* Do this *
Write out each line that follows exactly as it stands, without the pictures.

* START Supplied data *

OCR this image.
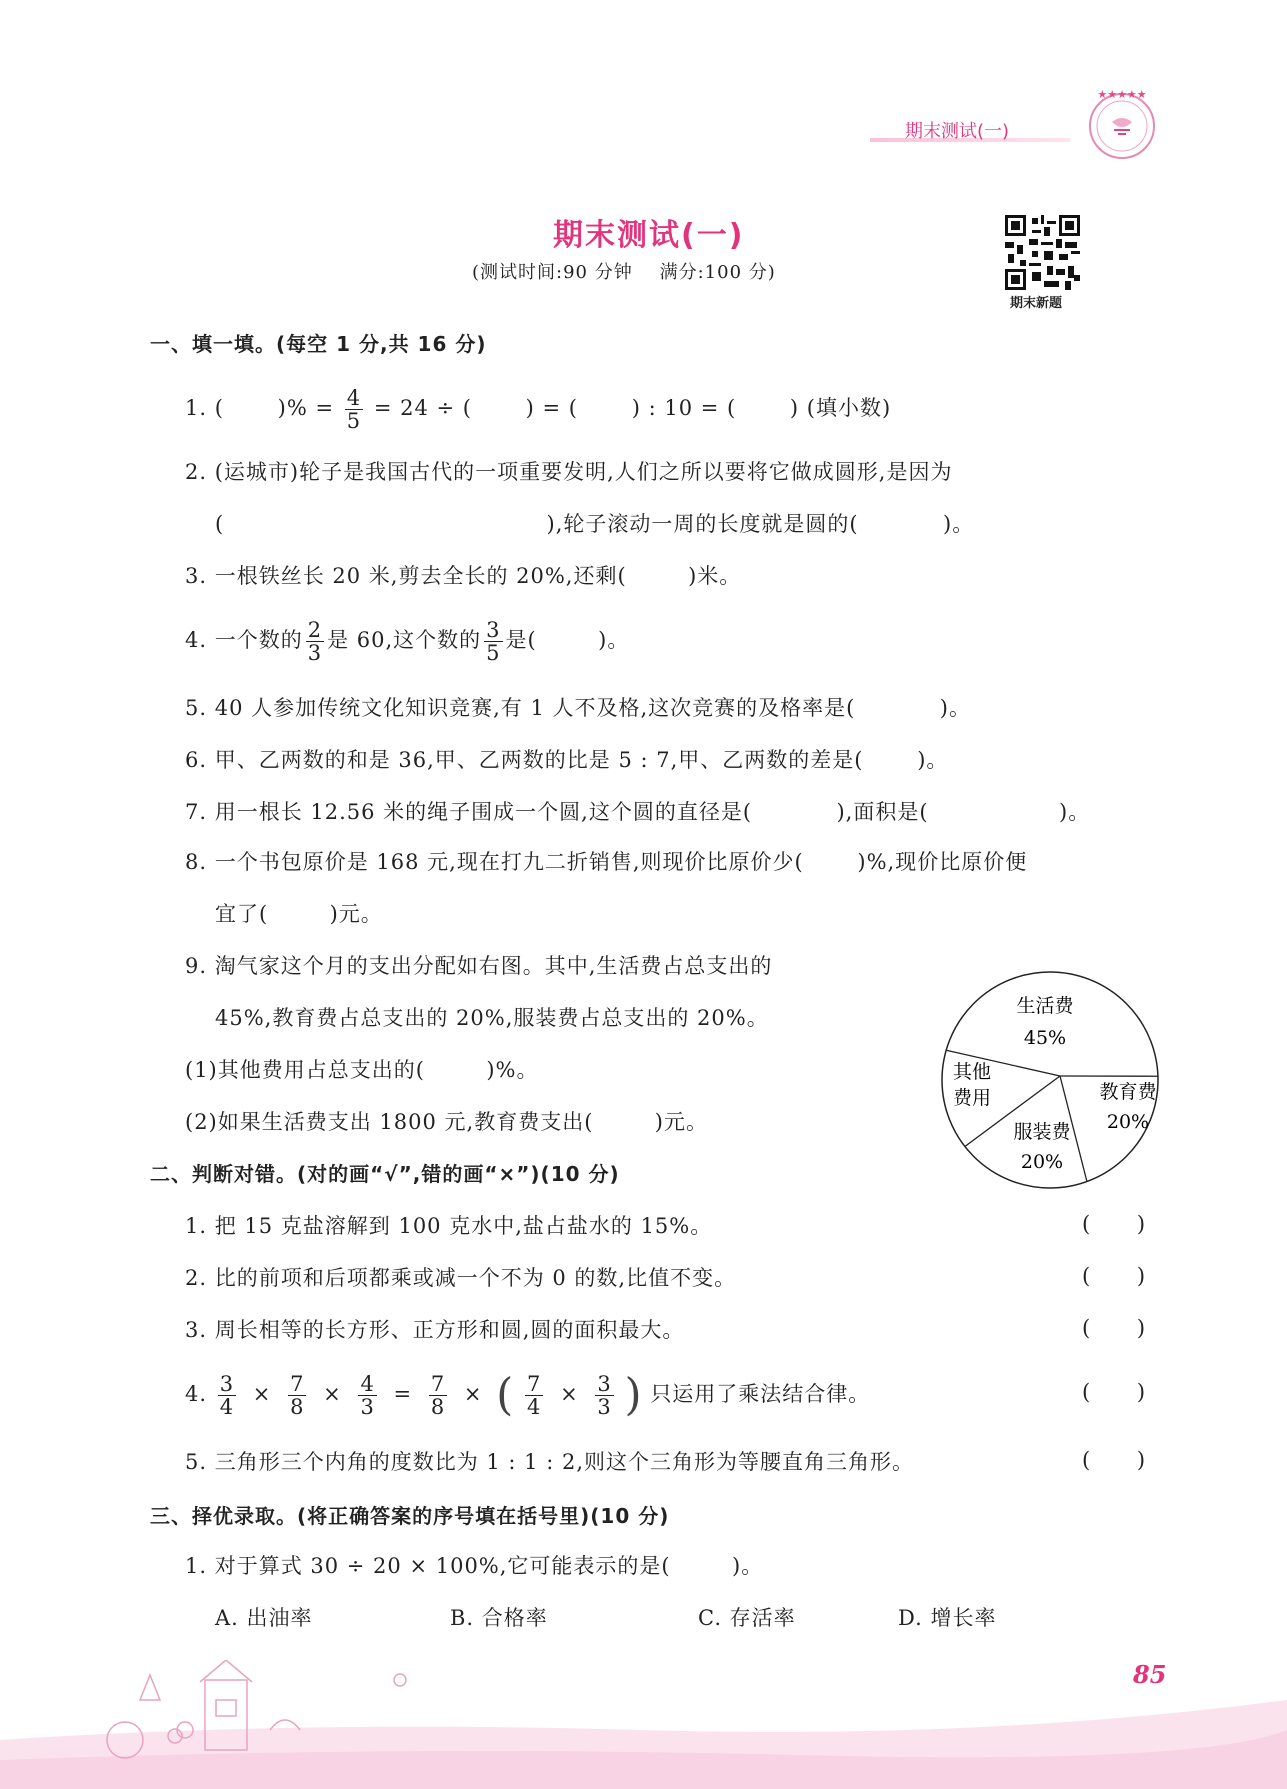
期末测试(一)
★★★★★
期末测试(一)
(测试时间:90 分钟    满分:100 分)
期末新题
一、填一填。(每空 1 分,共 16 分)
1. (       )% = $\frac{4}{5} = 24$ ÷ (       ) = (       ) : 10 = (       ) (填小数)
2. (运城市)轮子是我国古代的一项重要发明,人们之所以要将它做成圆形,是因为
(                                          ),轮子滚动一周的长度就是圆的(           )。
3. 一根铁丝长 20 米,剪去全长的 20%,还剩(        )米。
4. 一个数的 $\frac{2}{3}$ 是 60,这个数的 $\frac{3}{5}$ 是(        )。
5. 40 人参加传统文化知识竞赛,有 1 人不及格,这次竞赛的及格率是(           )。
6. 甲、乙两数的和是 36,甲、乙两数的比是 5 : 7,甲、乙两数的差是(       )。
7. 用一根长 12.56 米的绳子围成一个圆,这个圆的直径是(           ),面积是(                 )。
8. 一个书包原价是 168 元,现在打九二折销售,则现价比原价少(       )%,现价比原价便
宜了(        )元。
9. 淘气家这个月的支出分配如右图。其中,生活费占总支出的
45%,教育费占总支出的 20%,服装费占总支出的 20%。
(1)其他费用占总支出的(        )%。
(2)如果生活费支出 1800 元,教育费支出(        )元。
生活费
45%
教育费
20%
服装费
20%
其他
费用
二、判断对错。(对的画“√”,错的画“×”)(10 分)
1. 把 15 克盐溶解到 100 克水中,盐占盐水的 15%。	(       )
2. 比的前项和后项都乘或减一个不为 0 的数,比值不变。	(       )
3. 周长相等的长方形、正方形和圆,圆的面积最大。	(       )
4. $\frac{3}{4} \times \frac{7}{8} \times \frac{4}{3} = \frac{7}{8}$ × ( $\frac{7}{4} \times \frac{3}{3}$ ) 只运用了乘法结合律。	(       )
5. 三角形三个内角的度数比为 1 : 1 : 2,则这个三角形为等腰直角三角形。	(       )
三、择优录取。(将正确答案的序号填在括号里)(10 分)
1. 对于算式 30 ÷ 20 × 100%,它可能表示的是(        )。
A. 出油率	B. 合格率	C. 存活率	D. 增长率
85
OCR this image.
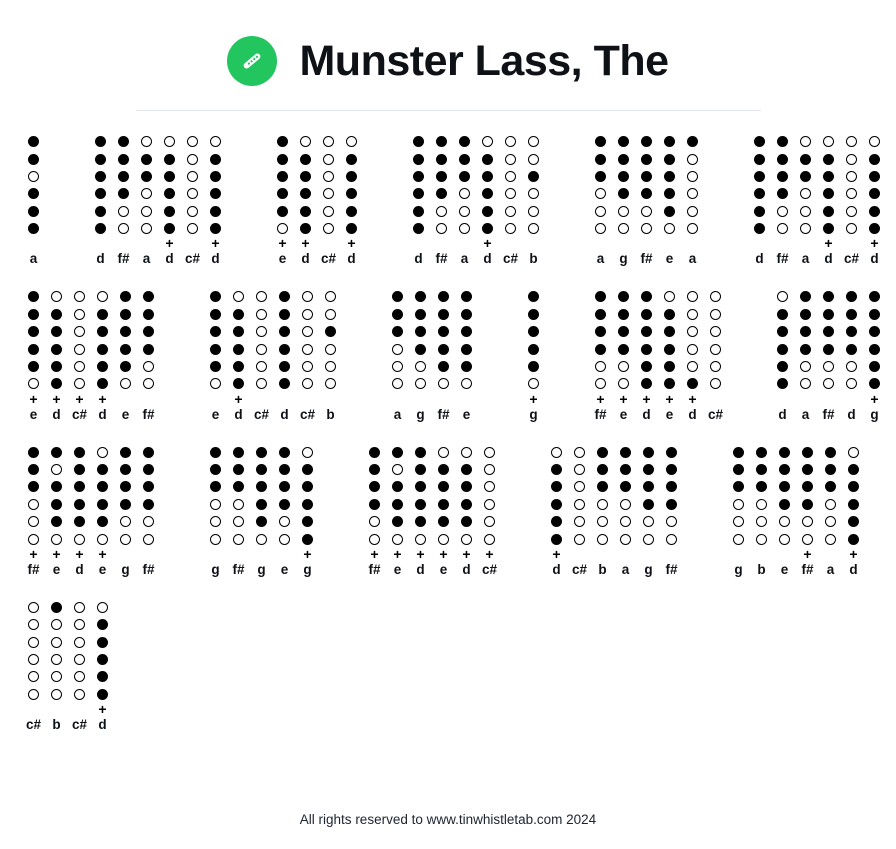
Munster Lass, The
a
+	+
d f# a	d c# d
+	+	+
e	d c# d
+
d f# a	d c# b	a	g f# e	a
+	+
d f# a	d c# d
+	+	+	+
e	d c# d	e f#
+
e	d c# d c# b	a	g f# e
+
g
+	+	+	+	+
f# e	d	e	d c#
+
d	a f# d	g
+	+	+	+
f# e	d	e	g f#
+
g f# g	e	g
+	+	+	+	+	+
f# e	d	e	d c#
+
d c# b	a	g f#
+	+
g	b	e f# a	d
+
c# b c# d
All rights reserved to www.tinwhistletab.com 2024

* END Supplied data *

* Result of the exercise *
OCR this image.
期末测试(一)
★★★★★
期末测试(一)
(测试时间:90 分钟    满分:100 分)
期末新题
一、填一填。(每空 1 分,共 16 分)
1. (       )% = $\frac{4}{5} = 24$ ÷ (       ) = (       ) : 10 = (       ) (填小数)
2. (运城市)轮子是我国古代的一项重要发明,人们之所以要将它做成圆形,是因为
(                                          ),轮子滚动一周的长度就是圆的(           )。
3. 一根铁丝长 20 米,剪去全长的 20%,还剩(        )米。
4. 一个数的 $\frac{2}{3}$ 是 60,这个数的 $\frac{3}{5}$ 是(        )。
5. 40 人参加传统文化知识竞赛,有 1 人不及格,这次竞赛的及格率是(           )。
6. 甲、乙两数的和是 36,甲、乙两数的比是 5 : 7,甲、乙两数的差是(       )。
7. 用一根长 12.56 米的绳子围成一个圆,这个圆的直径是(           ),面积是(                 )。
8. 一个书包原价是 168 元,现在打九二折销售,则现价比原价少(       )%,现价比原价便
宜了(        )元。
9. 淘气家这个月的支出分配如右图。其中,生活费占总支出的
45%,教育费占总支出的 20%,服装费占总支出的 20%。
(1)其他费用占总支出的(        )%。
(2)如果生活费支出 1800 元,教育费支出(        )元。
生活费
45%
教育费
20%
服装费
20%
其他
费用
二、判断对错。(对的画“√”,错的画“×”)(10 分)
1. 把 15 克盐溶解到 100 克水中,盐占盐水的 15%。	(       )
2. 比的前项和后项都乘或减一个不为 0 的数,比值不变。	(       )
3. 周长相等的长方形、正方形和圆,圆的面积最大。	(       )
4. $\frac{3}{4} \times \frac{7}{8} \times \frac{4}{3} = \frac{7}{8}$ × ( $\frac{7}{4} \times \frac{3}{3}$ ) 只运用了乘法结合律。	(       )
5. 三角形三个内角的度数比为 1 : 1 : 2,则这个三角形为等腰直角三角形。	(       )
三、择优录取。(将正确答案的序号填在括号里)(10 分)
1. 对于算式 30 ÷ 20 × 100%,它可能表示的是(        )。
A. 出油率	B. 合格率	C. 存活率	D. 增长率
85
OCR this image.
Munster Lass, The
a
+	+
d f# a	d c# d
+	+	+
e	d c# d
+
d f# a	d c# b	a	g f# e	a
+	+
d f# a	d c# d
+	+	+	+
e	d c# d	e f#
+
e	d c# d c# b	a	g f# e
+
g
+	+	+	+	+
f# e	d	e	d c#
+
d	a f# d	g
+	+	+	+
f# e	d	e	g f#
+
g f# g	e	g
+	+	+	+	+	+
f# e	d	e	d c#
+
d c# b	a	g f#
+	+
g	b	e f# a	d
+
c# b c# d
All rights reserved to www.tinwhistletab.com 2024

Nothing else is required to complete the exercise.